● **Required task**: Only the number is wanted: count the lines that include the word "ylabel".

>> BEGIN Data for the task

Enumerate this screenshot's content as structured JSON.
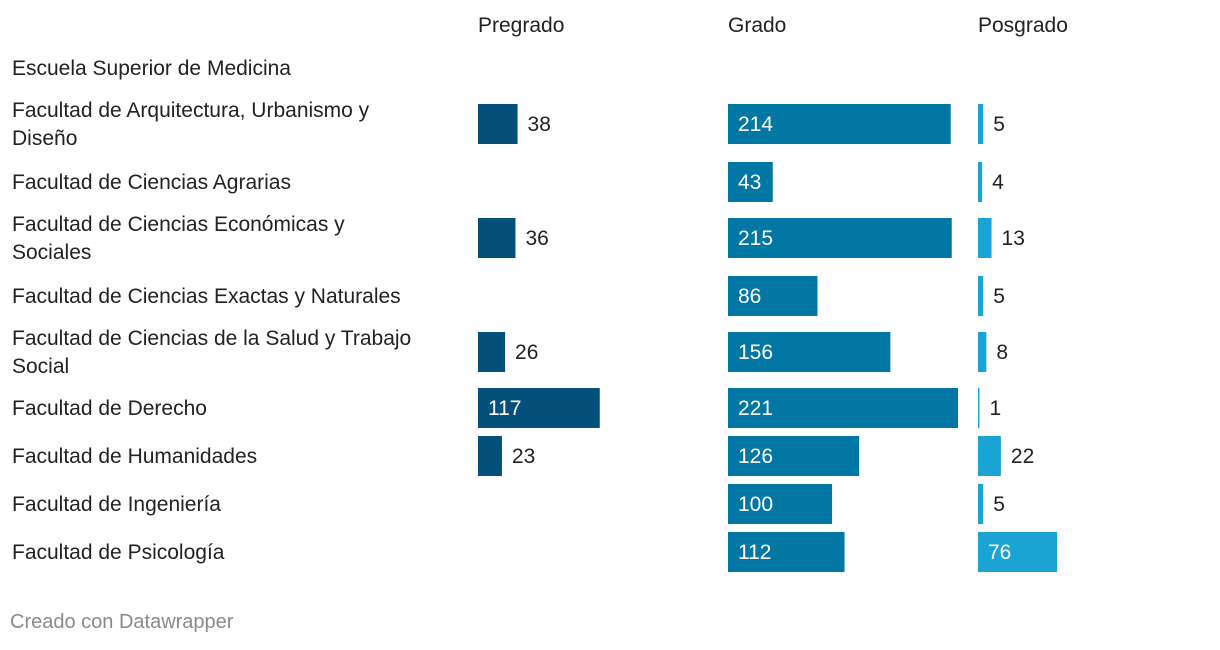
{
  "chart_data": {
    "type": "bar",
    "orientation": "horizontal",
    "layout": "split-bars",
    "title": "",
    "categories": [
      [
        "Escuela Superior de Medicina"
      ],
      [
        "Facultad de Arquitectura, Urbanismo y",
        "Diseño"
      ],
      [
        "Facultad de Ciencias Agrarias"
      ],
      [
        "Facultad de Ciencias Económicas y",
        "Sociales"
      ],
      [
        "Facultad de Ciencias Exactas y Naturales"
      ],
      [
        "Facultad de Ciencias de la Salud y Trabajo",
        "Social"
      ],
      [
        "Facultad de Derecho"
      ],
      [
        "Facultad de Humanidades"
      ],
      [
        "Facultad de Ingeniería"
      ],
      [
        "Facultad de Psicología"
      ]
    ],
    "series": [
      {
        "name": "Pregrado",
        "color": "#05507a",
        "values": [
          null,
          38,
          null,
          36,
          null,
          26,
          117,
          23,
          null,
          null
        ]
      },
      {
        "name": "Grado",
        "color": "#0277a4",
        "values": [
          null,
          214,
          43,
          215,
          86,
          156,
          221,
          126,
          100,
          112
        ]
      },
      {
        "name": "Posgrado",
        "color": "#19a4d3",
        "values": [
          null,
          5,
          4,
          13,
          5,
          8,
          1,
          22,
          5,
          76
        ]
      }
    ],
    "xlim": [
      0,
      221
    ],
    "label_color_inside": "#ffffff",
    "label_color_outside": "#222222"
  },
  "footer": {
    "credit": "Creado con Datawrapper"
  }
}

>> END Data for the task
>> BEGIN Data for the task

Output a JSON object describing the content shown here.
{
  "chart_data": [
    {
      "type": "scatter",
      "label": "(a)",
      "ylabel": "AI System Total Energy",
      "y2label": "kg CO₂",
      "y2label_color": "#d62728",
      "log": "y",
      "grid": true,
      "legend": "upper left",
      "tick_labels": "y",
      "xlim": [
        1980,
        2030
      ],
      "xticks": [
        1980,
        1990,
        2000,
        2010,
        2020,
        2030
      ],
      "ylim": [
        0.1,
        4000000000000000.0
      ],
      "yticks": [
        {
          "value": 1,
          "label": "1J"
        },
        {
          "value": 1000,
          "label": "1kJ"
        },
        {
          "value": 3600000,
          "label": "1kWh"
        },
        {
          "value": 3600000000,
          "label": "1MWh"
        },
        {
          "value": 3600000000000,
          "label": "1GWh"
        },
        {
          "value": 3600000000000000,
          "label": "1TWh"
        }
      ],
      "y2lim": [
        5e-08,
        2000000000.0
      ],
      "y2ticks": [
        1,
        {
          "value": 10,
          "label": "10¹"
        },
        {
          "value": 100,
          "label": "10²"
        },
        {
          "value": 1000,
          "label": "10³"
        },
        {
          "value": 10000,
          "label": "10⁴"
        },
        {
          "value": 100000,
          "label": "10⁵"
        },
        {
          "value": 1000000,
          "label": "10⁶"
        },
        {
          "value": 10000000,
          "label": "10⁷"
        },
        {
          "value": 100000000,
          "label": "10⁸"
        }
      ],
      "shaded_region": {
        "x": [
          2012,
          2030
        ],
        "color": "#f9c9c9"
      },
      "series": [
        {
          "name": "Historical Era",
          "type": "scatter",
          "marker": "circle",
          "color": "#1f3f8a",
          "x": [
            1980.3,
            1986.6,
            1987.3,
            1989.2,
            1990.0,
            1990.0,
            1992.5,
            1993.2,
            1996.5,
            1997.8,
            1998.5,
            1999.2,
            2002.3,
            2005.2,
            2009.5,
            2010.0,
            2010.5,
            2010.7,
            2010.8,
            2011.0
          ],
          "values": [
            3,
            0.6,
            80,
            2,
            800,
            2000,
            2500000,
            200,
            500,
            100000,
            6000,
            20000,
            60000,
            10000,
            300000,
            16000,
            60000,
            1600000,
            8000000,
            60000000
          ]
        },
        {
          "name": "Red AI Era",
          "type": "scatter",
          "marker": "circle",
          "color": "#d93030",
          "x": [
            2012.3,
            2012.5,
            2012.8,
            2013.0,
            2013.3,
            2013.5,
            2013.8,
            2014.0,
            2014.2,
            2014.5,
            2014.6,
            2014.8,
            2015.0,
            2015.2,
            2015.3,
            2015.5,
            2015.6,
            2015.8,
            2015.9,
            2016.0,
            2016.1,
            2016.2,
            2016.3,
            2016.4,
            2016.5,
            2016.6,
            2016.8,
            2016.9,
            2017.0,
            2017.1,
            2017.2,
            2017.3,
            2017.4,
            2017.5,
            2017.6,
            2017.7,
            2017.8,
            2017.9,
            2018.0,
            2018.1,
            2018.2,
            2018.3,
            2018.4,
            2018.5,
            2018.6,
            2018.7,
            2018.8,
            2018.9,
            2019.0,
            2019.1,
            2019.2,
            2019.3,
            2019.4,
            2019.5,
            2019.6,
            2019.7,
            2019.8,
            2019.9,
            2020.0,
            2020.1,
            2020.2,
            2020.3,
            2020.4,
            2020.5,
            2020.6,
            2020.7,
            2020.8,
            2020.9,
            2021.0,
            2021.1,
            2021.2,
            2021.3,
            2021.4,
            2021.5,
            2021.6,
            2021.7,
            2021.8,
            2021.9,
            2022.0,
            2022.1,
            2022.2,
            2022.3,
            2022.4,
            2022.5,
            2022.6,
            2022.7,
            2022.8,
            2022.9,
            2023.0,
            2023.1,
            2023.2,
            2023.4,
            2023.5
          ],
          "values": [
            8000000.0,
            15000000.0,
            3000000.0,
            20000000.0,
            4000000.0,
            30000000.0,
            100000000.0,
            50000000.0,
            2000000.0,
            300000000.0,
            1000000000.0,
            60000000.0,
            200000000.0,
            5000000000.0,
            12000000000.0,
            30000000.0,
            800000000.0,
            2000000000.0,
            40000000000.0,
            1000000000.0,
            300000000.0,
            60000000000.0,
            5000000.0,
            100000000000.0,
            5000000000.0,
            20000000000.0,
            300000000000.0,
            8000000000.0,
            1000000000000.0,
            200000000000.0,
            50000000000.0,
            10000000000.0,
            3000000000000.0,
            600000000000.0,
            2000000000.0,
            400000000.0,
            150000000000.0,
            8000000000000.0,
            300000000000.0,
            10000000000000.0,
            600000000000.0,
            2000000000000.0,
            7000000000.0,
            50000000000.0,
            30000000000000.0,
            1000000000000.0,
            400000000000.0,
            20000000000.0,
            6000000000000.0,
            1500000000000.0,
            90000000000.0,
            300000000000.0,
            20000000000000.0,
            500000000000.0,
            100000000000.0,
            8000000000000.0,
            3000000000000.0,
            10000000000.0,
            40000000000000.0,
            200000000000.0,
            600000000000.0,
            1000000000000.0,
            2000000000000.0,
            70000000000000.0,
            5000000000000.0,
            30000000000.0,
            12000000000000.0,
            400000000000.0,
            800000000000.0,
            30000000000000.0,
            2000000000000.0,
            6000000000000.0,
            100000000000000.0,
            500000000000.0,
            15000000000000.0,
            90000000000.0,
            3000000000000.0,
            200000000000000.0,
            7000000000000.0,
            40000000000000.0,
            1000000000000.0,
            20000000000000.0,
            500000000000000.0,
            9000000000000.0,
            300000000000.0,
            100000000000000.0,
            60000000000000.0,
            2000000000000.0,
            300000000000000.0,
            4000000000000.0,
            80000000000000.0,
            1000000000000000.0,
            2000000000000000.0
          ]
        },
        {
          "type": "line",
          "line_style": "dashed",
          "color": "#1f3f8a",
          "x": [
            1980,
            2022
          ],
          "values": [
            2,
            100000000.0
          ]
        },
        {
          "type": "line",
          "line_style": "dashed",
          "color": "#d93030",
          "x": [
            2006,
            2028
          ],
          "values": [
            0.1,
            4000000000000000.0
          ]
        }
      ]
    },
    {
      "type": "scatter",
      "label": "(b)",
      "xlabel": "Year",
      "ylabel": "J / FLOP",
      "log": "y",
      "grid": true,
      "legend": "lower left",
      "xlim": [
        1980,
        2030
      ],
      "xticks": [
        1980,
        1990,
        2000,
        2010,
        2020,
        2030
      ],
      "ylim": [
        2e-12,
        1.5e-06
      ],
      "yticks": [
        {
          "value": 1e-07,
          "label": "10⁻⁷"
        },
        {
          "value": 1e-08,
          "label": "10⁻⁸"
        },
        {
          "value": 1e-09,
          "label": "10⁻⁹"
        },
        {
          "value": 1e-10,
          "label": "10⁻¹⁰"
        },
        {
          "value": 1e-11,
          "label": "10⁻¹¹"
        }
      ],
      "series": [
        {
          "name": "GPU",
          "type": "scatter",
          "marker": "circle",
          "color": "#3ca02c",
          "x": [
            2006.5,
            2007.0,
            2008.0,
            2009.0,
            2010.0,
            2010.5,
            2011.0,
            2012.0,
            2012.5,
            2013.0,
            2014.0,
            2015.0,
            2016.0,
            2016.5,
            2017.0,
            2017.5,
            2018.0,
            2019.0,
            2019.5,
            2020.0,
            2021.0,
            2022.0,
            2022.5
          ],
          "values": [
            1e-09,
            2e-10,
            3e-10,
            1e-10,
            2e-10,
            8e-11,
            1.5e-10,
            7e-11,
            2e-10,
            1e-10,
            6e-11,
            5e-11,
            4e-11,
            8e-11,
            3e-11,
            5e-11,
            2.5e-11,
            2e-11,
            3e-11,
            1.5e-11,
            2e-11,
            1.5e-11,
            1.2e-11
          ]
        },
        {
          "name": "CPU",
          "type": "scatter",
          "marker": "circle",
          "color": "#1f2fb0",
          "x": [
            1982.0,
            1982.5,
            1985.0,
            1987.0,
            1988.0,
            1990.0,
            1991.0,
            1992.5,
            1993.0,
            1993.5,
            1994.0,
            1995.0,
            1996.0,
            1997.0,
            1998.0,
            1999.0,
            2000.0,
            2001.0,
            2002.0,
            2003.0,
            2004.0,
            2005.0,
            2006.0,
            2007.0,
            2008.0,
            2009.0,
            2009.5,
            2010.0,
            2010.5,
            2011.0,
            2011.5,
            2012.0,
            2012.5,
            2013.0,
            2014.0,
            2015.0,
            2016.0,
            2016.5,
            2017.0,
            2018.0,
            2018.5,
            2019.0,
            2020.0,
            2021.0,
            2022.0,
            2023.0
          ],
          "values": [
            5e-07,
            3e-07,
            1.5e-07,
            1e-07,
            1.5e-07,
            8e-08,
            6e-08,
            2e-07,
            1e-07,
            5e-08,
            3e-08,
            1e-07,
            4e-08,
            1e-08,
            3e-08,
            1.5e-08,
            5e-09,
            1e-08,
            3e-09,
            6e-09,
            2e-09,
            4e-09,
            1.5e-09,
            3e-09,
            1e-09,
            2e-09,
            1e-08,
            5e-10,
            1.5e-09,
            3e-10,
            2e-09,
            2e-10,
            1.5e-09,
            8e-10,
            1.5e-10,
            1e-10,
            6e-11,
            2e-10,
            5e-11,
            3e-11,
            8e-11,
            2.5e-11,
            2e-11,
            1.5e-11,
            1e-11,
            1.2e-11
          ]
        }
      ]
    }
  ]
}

>> END Data for the task

● **Answer to this task**: 2